- [EXERCISE]: Look through the listing below and report how many lines contain "subscript", as a bare number.
[START RECORDS PROVIDED]
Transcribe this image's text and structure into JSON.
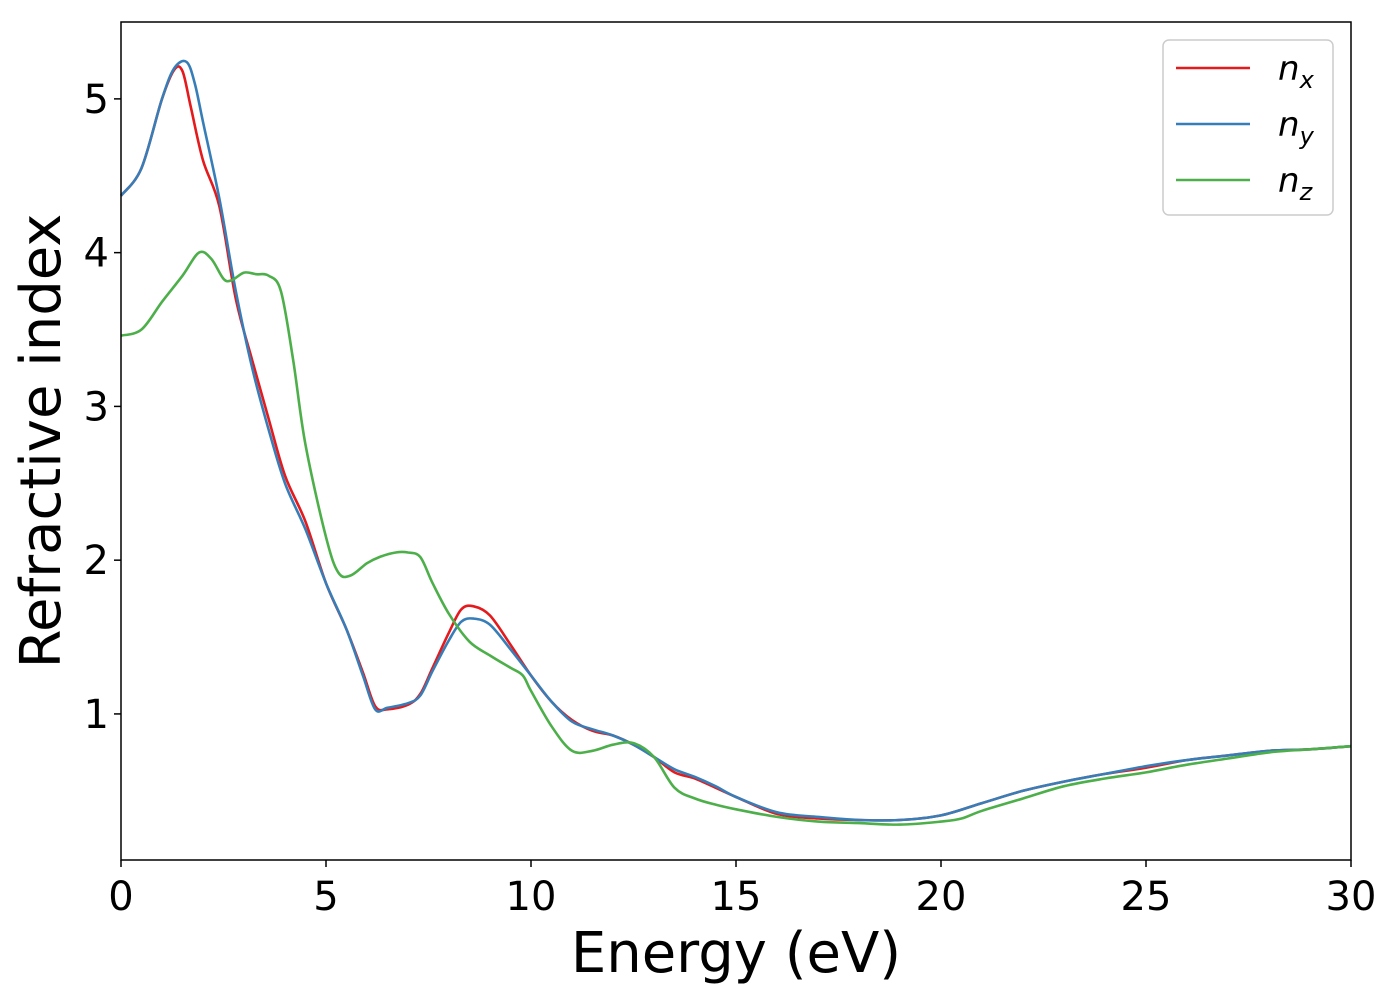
{
  "chart_data": {
    "type": "line",
    "xlabel": "Energy (eV)",
    "ylabel": "Refractive index",
    "xlim": [
      0,
      30
    ],
    "ylim": [
      0.05,
      5.5
    ],
    "xticks": [
      0,
      5,
      10,
      15,
      20,
      25,
      30
    ],
    "yticks": [
      1,
      2,
      3,
      4,
      5
    ],
    "grid": false,
    "legend_position": "top-right",
    "series": [
      {
        "name": "n",
        "subscript": "x",
        "color": "#e41a1c",
        "x": [
          0,
          0.5,
          1.0,
          1.3,
          1.5,
          1.7,
          2.0,
          2.4,
          2.8,
          3.2,
          3.6,
          4.0,
          4.5,
          5.0,
          5.5,
          5.9,
          6.2,
          6.5,
          7.0,
          7.3,
          7.6,
          8.0,
          8.3,
          8.6,
          9.0,
          9.5,
          10.0,
          10.5,
          11.0,
          11.5,
          12.0,
          12.5,
          13.0,
          13.5,
          14.0,
          14.5,
          15.0,
          16.0,
          17.0,
          18.0,
          19.0,
          20.0,
          21.0,
          22.0,
          23.0,
          24.0,
          25.0,
          26.0,
          27.0,
          28.0,
          29.0,
          30.0
        ],
        "y": [
          4.37,
          4.55,
          5.0,
          5.19,
          5.18,
          4.95,
          4.6,
          4.3,
          3.7,
          3.3,
          2.92,
          2.55,
          2.25,
          1.85,
          1.55,
          1.27,
          1.05,
          1.03,
          1.06,
          1.13,
          1.3,
          1.53,
          1.68,
          1.7,
          1.64,
          1.45,
          1.25,
          1.08,
          0.96,
          0.89,
          0.86,
          0.8,
          0.72,
          0.62,
          0.58,
          0.52,
          0.46,
          0.35,
          0.32,
          0.31,
          0.31,
          0.34,
          0.42,
          0.5,
          0.56,
          0.61,
          0.65,
          0.7,
          0.73,
          0.76,
          0.77,
          0.79
        ]
      },
      {
        "name": "n",
        "subscript": "y",
        "color": "#377eb8",
        "x": [
          0,
          0.5,
          1.0,
          1.3,
          1.6,
          1.8,
          2.0,
          2.4,
          2.8,
          3.2,
          3.6,
          4.0,
          4.5,
          5.0,
          5.5,
          5.9,
          6.2,
          6.5,
          7.0,
          7.3,
          7.6,
          8.0,
          8.3,
          8.6,
          9.0,
          9.5,
          10.0,
          10.5,
          11.0,
          11.5,
          12.0,
          12.5,
          13.0,
          13.5,
          14.0,
          14.5,
          15.0,
          16.0,
          17.0,
          18.0,
          19.0,
          20.0,
          21.0,
          22.0,
          23.0,
          24.0,
          25.0,
          26.0,
          27.0,
          28.0,
          29.0,
          30.0
        ],
        "y": [
          4.37,
          4.55,
          5.0,
          5.2,
          5.24,
          5.1,
          4.85,
          4.35,
          3.75,
          3.25,
          2.85,
          2.5,
          2.2,
          1.85,
          1.55,
          1.25,
          1.03,
          1.04,
          1.07,
          1.12,
          1.28,
          1.48,
          1.6,
          1.62,
          1.58,
          1.42,
          1.25,
          1.08,
          0.95,
          0.9,
          0.86,
          0.8,
          0.72,
          0.64,
          0.59,
          0.53,
          0.46,
          0.36,
          0.33,
          0.31,
          0.31,
          0.34,
          0.42,
          0.5,
          0.56,
          0.61,
          0.66,
          0.7,
          0.73,
          0.76,
          0.77,
          0.79
        ]
      },
      {
        "name": "n",
        "subscript": "z",
        "color": "#4daf4a",
        "x": [
          0,
          0.5,
          1.0,
          1.5,
          1.9,
          2.2,
          2.5,
          2.7,
          3.0,
          3.3,
          3.6,
          3.9,
          4.2,
          4.5,
          5.0,
          5.3,
          5.6,
          6.0,
          6.3,
          6.7,
          7.0,
          7.3,
          7.6,
          8.0,
          8.5,
          9.0,
          9.5,
          9.8,
          10.0,
          10.5,
          11.0,
          11.5,
          12.0,
          12.5,
          13.0,
          13.5,
          14.0,
          14.5,
          15.0,
          16.0,
          17.0,
          18.0,
          19.0,
          20.0,
          20.5,
          21.0,
          22.0,
          23.0,
          24.0,
          25.0,
          26.0,
          27.0,
          28.0,
          29.0,
          30.0
        ],
        "y": [
          3.46,
          3.5,
          3.68,
          3.85,
          4.0,
          3.96,
          3.83,
          3.82,
          3.87,
          3.86,
          3.85,
          3.75,
          3.3,
          2.75,
          2.15,
          1.92,
          1.9,
          1.98,
          2.02,
          2.05,
          2.05,
          2.02,
          1.85,
          1.65,
          1.47,
          1.38,
          1.3,
          1.25,
          1.15,
          0.92,
          0.76,
          0.76,
          0.8,
          0.81,
          0.72,
          0.52,
          0.45,
          0.41,
          0.38,
          0.33,
          0.3,
          0.29,
          0.28,
          0.3,
          0.32,
          0.37,
          0.45,
          0.53,
          0.58,
          0.62,
          0.67,
          0.71,
          0.75,
          0.77,
          0.79
        ]
      }
    ]
  }
}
[END RECORDS PROVIDED]
- [RIGHT ANSWER]: 3